━━ Stored data ━━
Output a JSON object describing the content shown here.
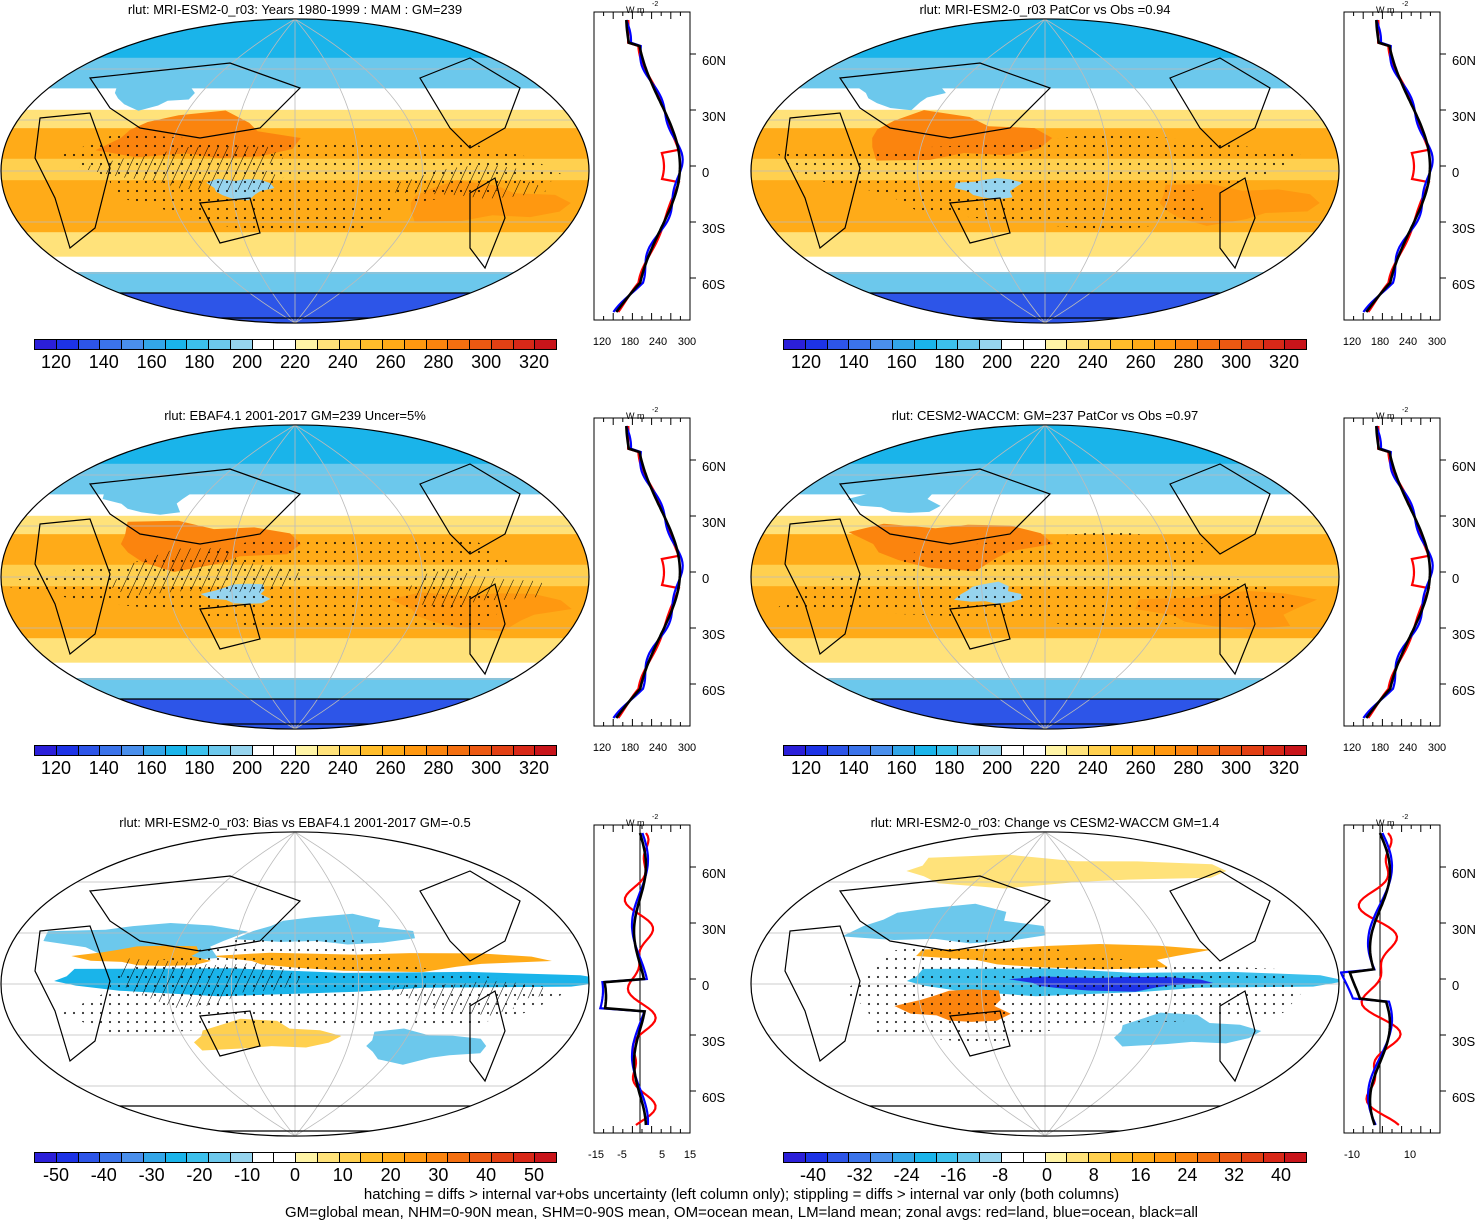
{
  "panels": [
    {
      "id": "p1",
      "title": "rlut: MRI-ESM2-0_r03: Years 1980-1999 : MAM : GM=239",
      "kind": "abs",
      "hatch": true
    },
    {
      "id": "p2",
      "title": "rlut: MRI-ESM2-0_r03 PatCor vs Obs =0.94",
      "kind": "abs",
      "hatch": false
    },
    {
      "id": "p3",
      "title": "rlut: EBAF4.1 2001-2017 GM=239 Uncer=5%",
      "kind": "abs",
      "hatch": true
    },
    {
      "id": "p4",
      "title": "rlut: CESM2-WACCM: GM=237 PatCor vs Obs =0.97",
      "kind": "abs",
      "hatch": false
    },
    {
      "id": "p5",
      "title": "rlut: MRI-ESM2-0_r03: Bias vs EBAF4.1 2001-2017 GM=-0.5",
      "kind": "diff",
      "hatch": true
    },
    {
      "id": "p6",
      "title": "rlut: MRI-ESM2-0_r03: Change vs CESM2-WACCM GM=1.4",
      "kind": "diff",
      "hatch": false
    }
  ],
  "colorbars": {
    "abs": {
      "labels": [
        "120",
        "140",
        "160",
        "180",
        "200",
        "220",
        "240",
        "260",
        "280",
        "300",
        "320"
      ],
      "colors": [
        "#2b1fd9",
        "#1d33e6",
        "#2d55e8",
        "#3b73ea",
        "#4a8fec",
        "#33a6e8",
        "#1ab4ea",
        "#3cc0ec",
        "#6cc8ec",
        "#96d4ee",
        "#ffffff",
        "#ffffff",
        "#fff4a6",
        "#ffe27a",
        "#ffd04f",
        "#ffbd2b",
        "#ffab18",
        "#ff9810",
        "#fb840e",
        "#f46f10",
        "#ec5912",
        "#e24014",
        "#d82818",
        "#c8141a"
      ]
    },
    "bias": {
      "labels": [
        "-50",
        "-40",
        "-30",
        "-20",
        "-10",
        "0",
        "10",
        "20",
        "30",
        "40",
        "50"
      ],
      "colors": [
        "#2b1fd9",
        "#1d33e6",
        "#2d55e8",
        "#3b73ea",
        "#4a8fec",
        "#33a6e8",
        "#1ab4ea",
        "#3cc0ec",
        "#6cc8ec",
        "#96d4ee",
        "#ffffff",
        "#ffffff",
        "#fff4a6",
        "#ffe27a",
        "#ffd04f",
        "#ffbd2b",
        "#ffab18",
        "#ff9810",
        "#fb840e",
        "#f46f10",
        "#ec5912",
        "#e24014",
        "#d82818",
        "#c8141a"
      ]
    },
    "change": {
      "labels": [
        "-40",
        "-32",
        "-24",
        "-16",
        "-8",
        "0",
        "8",
        "16",
        "24",
        "32",
        "40"
      ],
      "colors": [
        "#2b1fd9",
        "#1d33e6",
        "#2d55e8",
        "#3b73ea",
        "#4a8fec",
        "#33a6e8",
        "#1ab4ea",
        "#3cc0ec",
        "#6cc8ec",
        "#96d4ee",
        "#ffffff",
        "#ffffff",
        "#fff4a6",
        "#ffe27a",
        "#ffd04f",
        "#ffbd2b",
        "#ffab18",
        "#ff9810",
        "#fb840e",
        "#f46f10",
        "#ec5912",
        "#e24014",
        "#d82818",
        "#c8141a"
      ]
    }
  },
  "zonal": {
    "unit": "W m",
    "unit_exp": "-2",
    "lat_labels": [
      "60N",
      "30N",
      "0",
      "30S",
      "60S"
    ],
    "abs_ticks": [
      "120",
      "180",
      "240",
      "300"
    ],
    "bias_ticks": [
      "-15",
      "-5",
      "5",
      "15"
    ],
    "change_ticks": [
      "-10",
      "10"
    ],
    "series_colors": {
      "land": "#ff0000",
      "ocean": "#0000ff",
      "all": "#000000"
    }
  },
  "footer": {
    "line1": "hatching = diffs > internal var+obs uncertainty (left column only); stippling = diffs > internal var only (both columns)",
    "line2": "GM=global mean, NHM=0-90N mean, SHM=0-90S mean, OM=ocean mean, LM=land mean; zonal avgs: red=land, blue=ocean, black=all"
  }
}
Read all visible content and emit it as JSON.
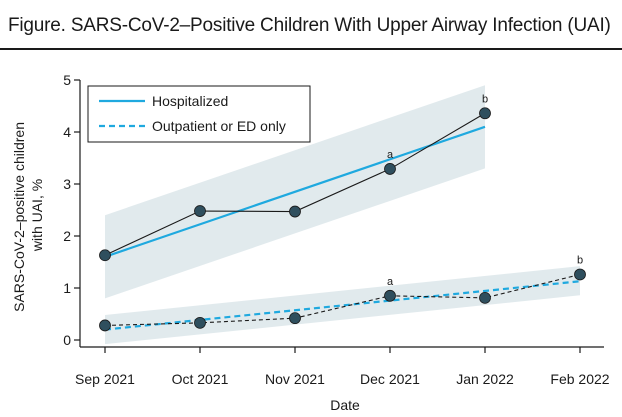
{
  "figure": {
    "title": "Figure. SARS-CoV-2–Positive Children With Upper Airway Infection (UAI)"
  },
  "colors": {
    "fit_line": "#1fa9df",
    "confidence_band": "#c9d8df",
    "observed_line": "#1a1a1a",
    "marker_fill": "#2f4f5e",
    "axis": "#1a1a1a"
  },
  "chart_data": {
    "type": "line",
    "x": [
      "Sep 2021",
      "Oct 2021",
      "Nov 2021",
      "Dec 2021",
      "Jan 2022",
      "Feb 2022"
    ],
    "xlabel": "Date",
    "ylabel_lines": [
      "SARS-CoV-2–positive children",
      "with UAI, %"
    ],
    "ylim": [
      0,
      5
    ],
    "yticks": [
      0,
      1,
      2,
      3,
      4,
      5
    ],
    "grid": false,
    "legend": {
      "placement": "top-left",
      "entries": [
        {
          "label": "Hospitalized",
          "style": "solid"
        },
        {
          "label": "Outpatient or ED only",
          "style": "dashed"
        }
      ]
    },
    "groups": [
      {
        "label": "Hospitalized",
        "observed": [
          1.63,
          2.48,
          2.47,
          3.29,
          4.36,
          null
        ],
        "fit": {
          "x_index": [
            0,
            4
          ],
          "values": [
            1.6,
            4.1
          ]
        },
        "ci": {
          "x_index": [
            0,
            4
          ],
          "lower": [
            0.8,
            3.3
          ],
          "upper": [
            2.4,
            4.9
          ]
        },
        "line_style": "solid",
        "annotations": [
          {
            "x_index": 3,
            "y": 3.29,
            "text": "a"
          },
          {
            "x_index": 4,
            "y": 4.36,
            "text": "b"
          }
        ]
      },
      {
        "label": "Outpatient or ED only",
        "observed": [
          0.28,
          0.33,
          0.42,
          0.85,
          0.81,
          1.26
        ],
        "fit": {
          "x_index": [
            0,
            5
          ],
          "values": [
            0.2,
            1.13
          ]
        },
        "ci": {
          "x_index": [
            0,
            5
          ],
          "lower": [
            -0.08,
            0.86
          ],
          "upper": [
            0.48,
            1.42
          ]
        },
        "line_style": "dashed",
        "annotations": [
          {
            "x_index": 3,
            "y": 0.85,
            "text": "a"
          },
          {
            "x_index": 5,
            "y": 1.26,
            "text": "b"
          }
        ]
      }
    ]
  }
}
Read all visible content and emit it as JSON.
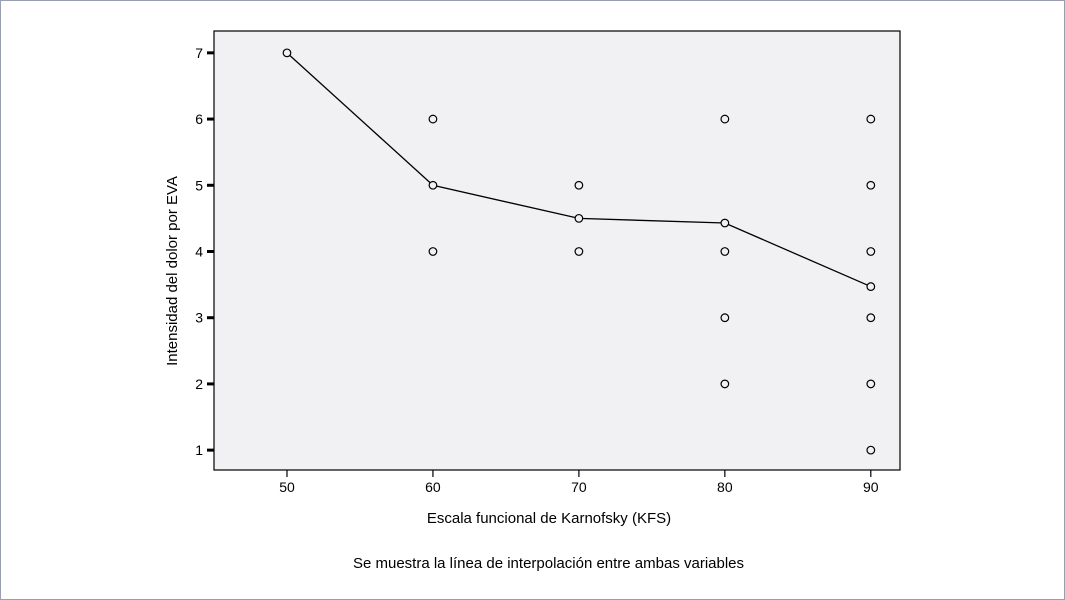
{
  "chart_data": {
    "type": "scatter",
    "xlabel": "Escala funcional de Karnofsky (KFS)",
    "ylabel": "Intensidad del dolor por EVA",
    "x_ticks": [
      50,
      60,
      70,
      80,
      90
    ],
    "y_ticks": [
      1,
      2,
      3,
      4,
      5,
      6,
      7
    ],
    "xlim": [
      45,
      92
    ],
    "ylim": [
      0.7,
      7.33
    ],
    "points": [
      {
        "x": 50,
        "y": 7
      },
      {
        "x": 60,
        "y": 6
      },
      {
        "x": 60,
        "y": 5
      },
      {
        "x": 60,
        "y": 4
      },
      {
        "x": 70,
        "y": 5
      },
      {
        "x": 70,
        "y": 4.5
      },
      {
        "x": 70,
        "y": 4
      },
      {
        "x": 80,
        "y": 6
      },
      {
        "x": 80,
        "y": 4.43
      },
      {
        "x": 80,
        "y": 4
      },
      {
        "x": 80,
        "y": 3
      },
      {
        "x": 80,
        "y": 2
      },
      {
        "x": 90,
        "y": 6
      },
      {
        "x": 90,
        "y": 5
      },
      {
        "x": 90,
        "y": 4
      },
      {
        "x": 90,
        "y": 3.47
      },
      {
        "x": 90,
        "y": 3
      },
      {
        "x": 90,
        "y": 2
      },
      {
        "x": 90,
        "y": 1
      }
    ],
    "interpolation_line": {
      "x": [
        50,
        60,
        70,
        80,
        90
      ],
      "y": [
        7,
        5,
        4.5,
        4.43,
        3.47
      ]
    },
    "plot_background": "#f1f1f3",
    "marker": "open-circle",
    "grid": false
  },
  "caption": "Se muestra la línea de interpolación entre ambas variables"
}
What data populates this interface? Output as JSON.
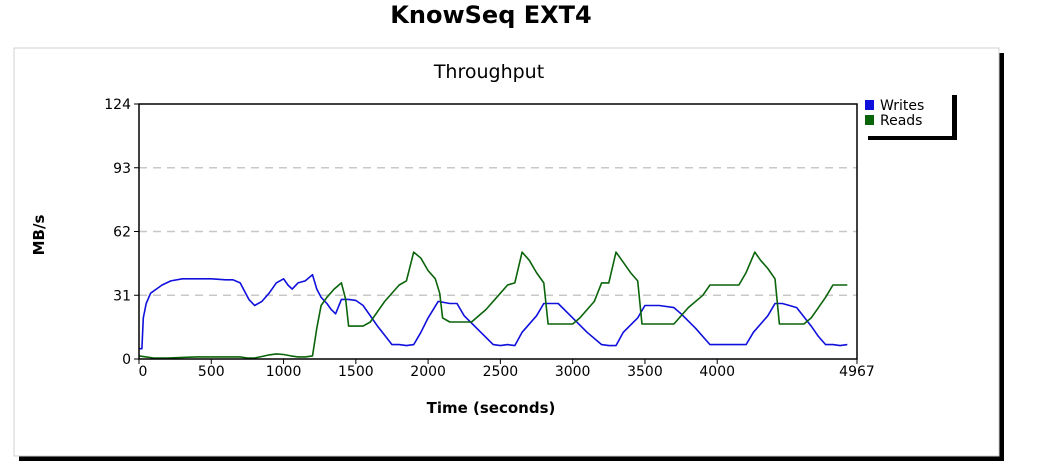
{
  "page_title": "KnowSeq EXT4",
  "colors": {
    "writes": "#1010dd",
    "reads": "#0a640a",
    "grid": "#c8c8c8",
    "panel_shadow": "#000000"
  },
  "chart_data": {
    "type": "line",
    "title": "Throughput",
    "xlabel": "Time (seconds)",
    "ylabel": "MB/s",
    "xlim": [
      0,
      4967
    ],
    "ylim": [
      0,
      124
    ],
    "x_ticks": [
      0,
      500,
      1000,
      1500,
      2000,
      2500,
      3000,
      3500,
      4000,
      4967
    ],
    "y_ticks": [
      0,
      31,
      62,
      93,
      124
    ],
    "grid": "horizontal dashed",
    "legend_position": "right",
    "series": [
      {
        "name": "Writes",
        "color": "#1010dd",
        "points": [
          [
            0,
            5
          ],
          [
            20,
            5
          ],
          [
            30,
            20
          ],
          [
            50,
            27
          ],
          [
            80,
            32
          ],
          [
            120,
            34
          ],
          [
            160,
            36
          ],
          [
            220,
            38
          ],
          [
            300,
            39
          ],
          [
            400,
            39
          ],
          [
            500,
            39
          ],
          [
            600,
            38.5
          ],
          [
            650,
            38.5
          ],
          [
            700,
            37
          ],
          [
            730,
            33
          ],
          [
            760,
            29
          ],
          [
            800,
            26
          ],
          [
            850,
            28
          ],
          [
            900,
            32
          ],
          [
            950,
            37
          ],
          [
            1000,
            39
          ],
          [
            1030,
            36
          ],
          [
            1060,
            34
          ],
          [
            1100,
            37
          ],
          [
            1150,
            38
          ],
          [
            1200,
            41
          ],
          [
            1230,
            34
          ],
          [
            1260,
            30
          ],
          [
            1300,
            27
          ],
          [
            1330,
            24
          ],
          [
            1360,
            22
          ],
          [
            1400,
            29
          ],
          [
            1450,
            29
          ],
          [
            1500,
            28.5
          ],
          [
            1550,
            26
          ],
          [
            1650,
            16
          ],
          [
            1750,
            7
          ],
          [
            1800,
            7
          ],
          [
            1850,
            6.5
          ],
          [
            1900,
            7
          ],
          [
            1950,
            13
          ],
          [
            2000,
            20
          ],
          [
            2070,
            28
          ],
          [
            2150,
            27
          ],
          [
            2200,
            27
          ],
          [
            2250,
            21
          ],
          [
            2350,
            14
          ],
          [
            2450,
            7
          ],
          [
            2500,
            6.5
          ],
          [
            2550,
            7
          ],
          [
            2600,
            6.5
          ],
          [
            2650,
            13
          ],
          [
            2750,
            21
          ],
          [
            2800,
            27
          ],
          [
            2900,
            27
          ],
          [
            3000,
            20
          ],
          [
            3100,
            13
          ],
          [
            3200,
            7
          ],
          [
            3250,
            6.5
          ],
          [
            3300,
            6.5
          ],
          [
            3350,
            13
          ],
          [
            3450,
            20
          ],
          [
            3500,
            26
          ],
          [
            3600,
            26
          ],
          [
            3700,
            25
          ],
          [
            3750,
            22
          ],
          [
            3850,
            15
          ],
          [
            3950,
            7
          ],
          [
            4050,
            7
          ],
          [
            4100,
            7
          ],
          [
            4150,
            7
          ],
          [
            4200,
            7
          ],
          [
            4250,
            13
          ],
          [
            4350,
            21
          ],
          [
            4400,
            27
          ],
          [
            4450,
            27
          ],
          [
            4500,
            26
          ],
          [
            4550,
            25
          ],
          [
            4650,
            16
          ],
          [
            4700,
            11
          ],
          [
            4750,
            7
          ],
          [
            4800,
            7
          ],
          [
            4850,
            6.5
          ],
          [
            4900,
            7
          ]
        ]
      },
      {
        "name": "Reads",
        "color": "#0a640a",
        "points": [
          [
            0,
            1.5
          ],
          [
            50,
            1
          ],
          [
            100,
            0.5
          ],
          [
            200,
            0.5
          ],
          [
            300,
            0.8
          ],
          [
            400,
            1
          ],
          [
            500,
            1
          ],
          [
            600,
            1
          ],
          [
            650,
            1
          ],
          [
            700,
            1
          ],
          [
            750,
            0.5
          ],
          [
            800,
            0.5
          ],
          [
            850,
            1.2
          ],
          [
            900,
            2
          ],
          [
            950,
            2.5
          ],
          [
            1000,
            2.2
          ],
          [
            1050,
            1.5
          ],
          [
            1100,
            1
          ],
          [
            1150,
            1
          ],
          [
            1200,
            1.5
          ],
          [
            1230,
            15
          ],
          [
            1260,
            26
          ],
          [
            1300,
            30
          ],
          [
            1350,
            34
          ],
          [
            1400,
            37
          ],
          [
            1430,
            29
          ],
          [
            1450,
            16
          ],
          [
            1500,
            16
          ],
          [
            1550,
            16
          ],
          [
            1600,
            18
          ],
          [
            1700,
            28
          ],
          [
            1800,
            36
          ],
          [
            1850,
            38
          ],
          [
            1900,
            52
          ],
          [
            1950,
            49
          ],
          [
            2000,
            43
          ],
          [
            2050,
            39
          ],
          [
            2080,
            32
          ],
          [
            2100,
            20
          ],
          [
            2150,
            18
          ],
          [
            2200,
            18
          ],
          [
            2300,
            18
          ],
          [
            2400,
            24
          ],
          [
            2500,
            32
          ],
          [
            2550,
            36
          ],
          [
            2600,
            37
          ],
          [
            2650,
            52
          ],
          [
            2700,
            48
          ],
          [
            2750,
            42
          ],
          [
            2800,
            37
          ],
          [
            2830,
            17
          ],
          [
            2900,
            17
          ],
          [
            3000,
            17
          ],
          [
            3050,
            20
          ],
          [
            3150,
            28
          ],
          [
            3200,
            37
          ],
          [
            3250,
            37
          ],
          [
            3300,
            52
          ],
          [
            3350,
            47
          ],
          [
            3400,
            42
          ],
          [
            3450,
            38
          ],
          [
            3480,
            17
          ],
          [
            3550,
            17
          ],
          [
            3650,
            17
          ],
          [
            3700,
            17
          ],
          [
            3800,
            25
          ],
          [
            3900,
            31
          ],
          [
            3950,
            36
          ],
          [
            4050,
            36
          ],
          [
            4150,
            36
          ],
          [
            4200,
            42
          ],
          [
            4260,
            52
          ],
          [
            4300,
            48
          ],
          [
            4350,
            44
          ],
          [
            4400,
            39
          ],
          [
            4430,
            17
          ],
          [
            4500,
            17
          ],
          [
            4600,
            17
          ],
          [
            4650,
            20
          ],
          [
            4750,
            30
          ],
          [
            4800,
            36
          ],
          [
            4850,
            36
          ],
          [
            4900,
            36
          ]
        ]
      }
    ]
  }
}
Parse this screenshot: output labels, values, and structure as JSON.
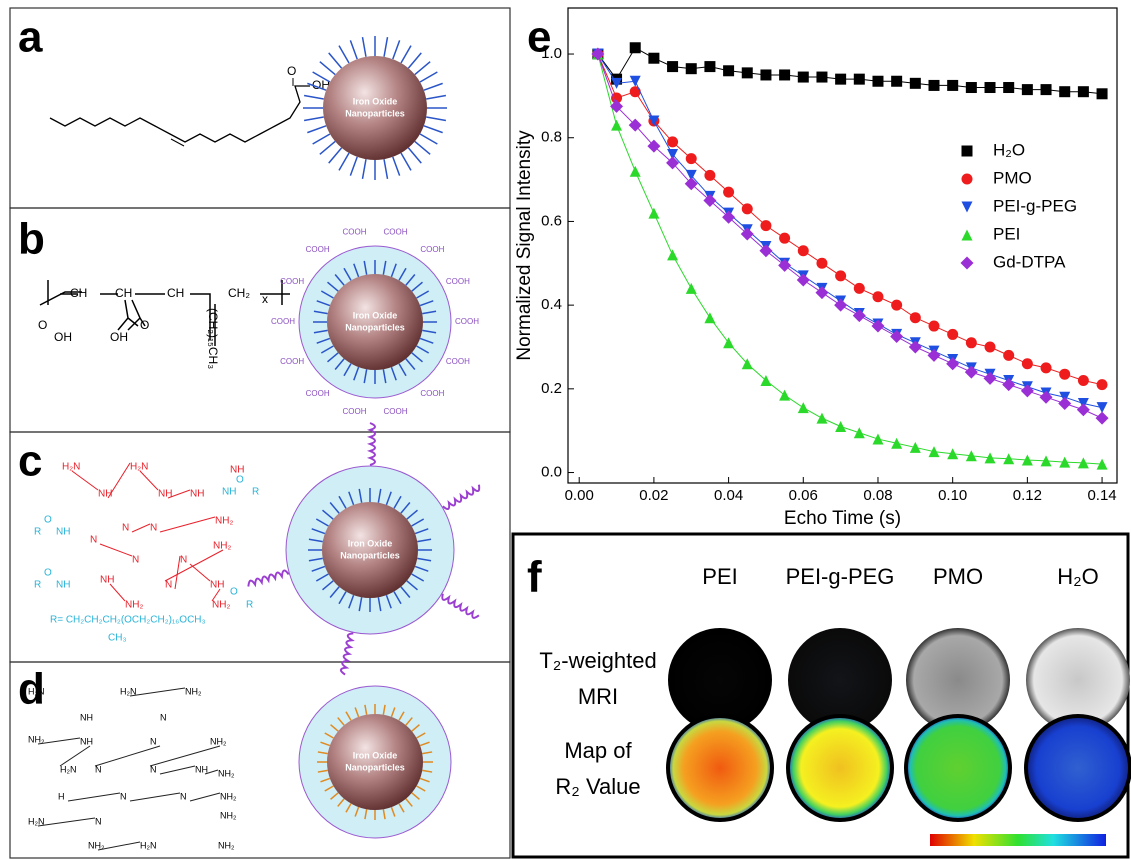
━━━
_What you will do_:
From the entries above, copy every line that holds the word "xlabel".

_Solution to the problem_:
    "xlabel": "Date",
    "xlabel": "Escala funcional de Karnofsky (KFS)",
    "xlabel": "Time (seconds)",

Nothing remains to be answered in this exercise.